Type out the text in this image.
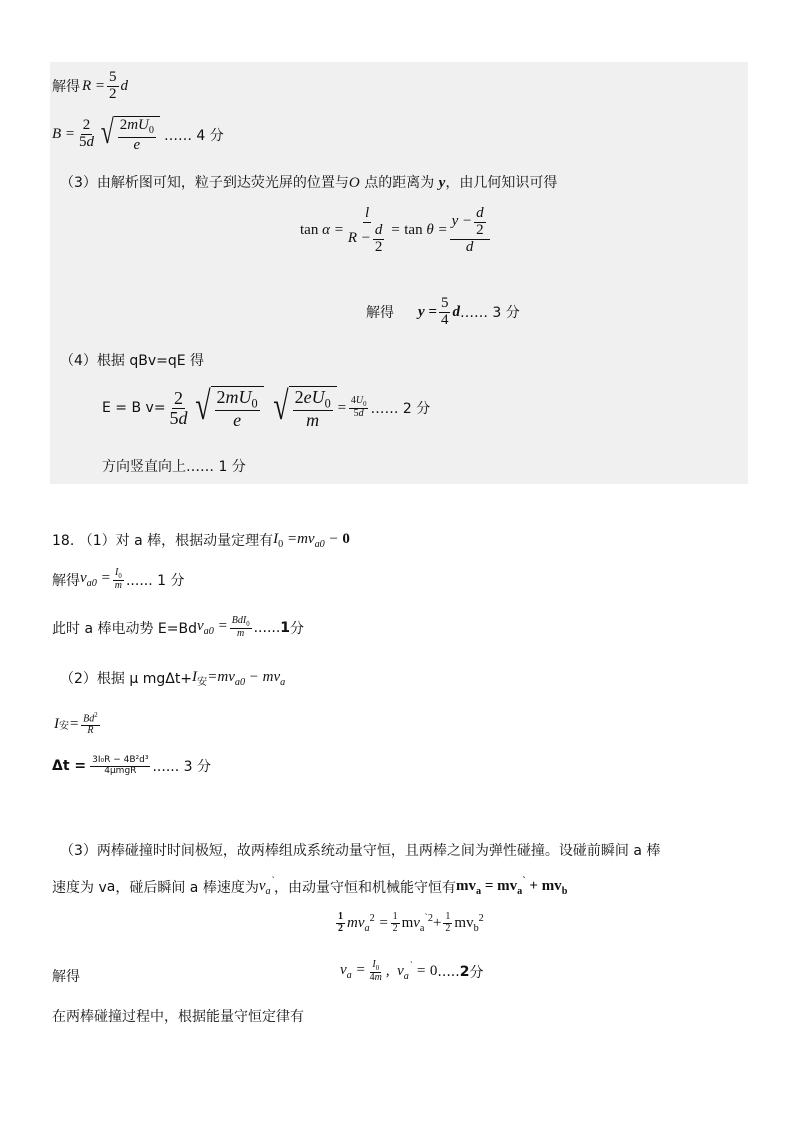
解得 $R = \frac{5}{2}$ d
$B = \frac{2}{5d}$ √ $\frac{2mU_0}{e}$ …… 4 分
（3）由解析图可知，粒子到达荧光屏的位置与O 点的距离为 y，由几何知识可得
$\tan \alpha = \frac{l}{R - \frac{d}{2}} = \tan \theta = \frac{y - \frac{d}{2}}{d}$
解得 $y = \frac{5}{4}$ d …… 3 分
（4）根据 qBv=qE 得
E = B $v= \frac{2}{5d}$ √ $\frac{2mU_0}{e}$ √ $\frac{2eU_0}{m} = \frac{4U_0}{5d}$ …… 2 分
方向竖直向上…… 1 分
18. （1）对 a 棒，根据动量定理有 $I_0 =mv_{a0} - 0$
解得 $v_{a0} = \frac{I_0}{m}$ ...... 1 分
此时 a 棒电动势 E=Bd $v_{a0} = \frac{BdI_0}{m}$ ...... 1 分
（2）根据 μ $mg\Delta t+ I_安=mv_{a0} - mv_a$
I 安 = $\frac{Bd^2}{R}$
$\Delta t = \frac{\text{3I₀R − 4B²d³}}{\text{4μmgR}}$ ...... 3 分
（3）两棒碰撞时时间极短，故两棒组成系统动量守恒，且两棒之间为弹性碰撞。设碰前瞬间 a 棒
速度为 v a ，碰后瞬间 a 棒速度为 $v_a^`$ ，由动量守恒和机械能守恒有 $mv_a = mv_a^` + mv_b$
$\frac{1}{2} mv_a^2 = \frac{1}{2} mv_a^{`2}+ \frac{1}{2} mv_b^2$
解得	$v_a = \frac{I_0}{4m}$ ,  $v_a^` = 0$ ..... 2 分
在两棒碰撞过程中，根据能量守恒定律有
* * *
### The request
Find how many lines include the string "Delta" and report that number alone.

### Completed task
2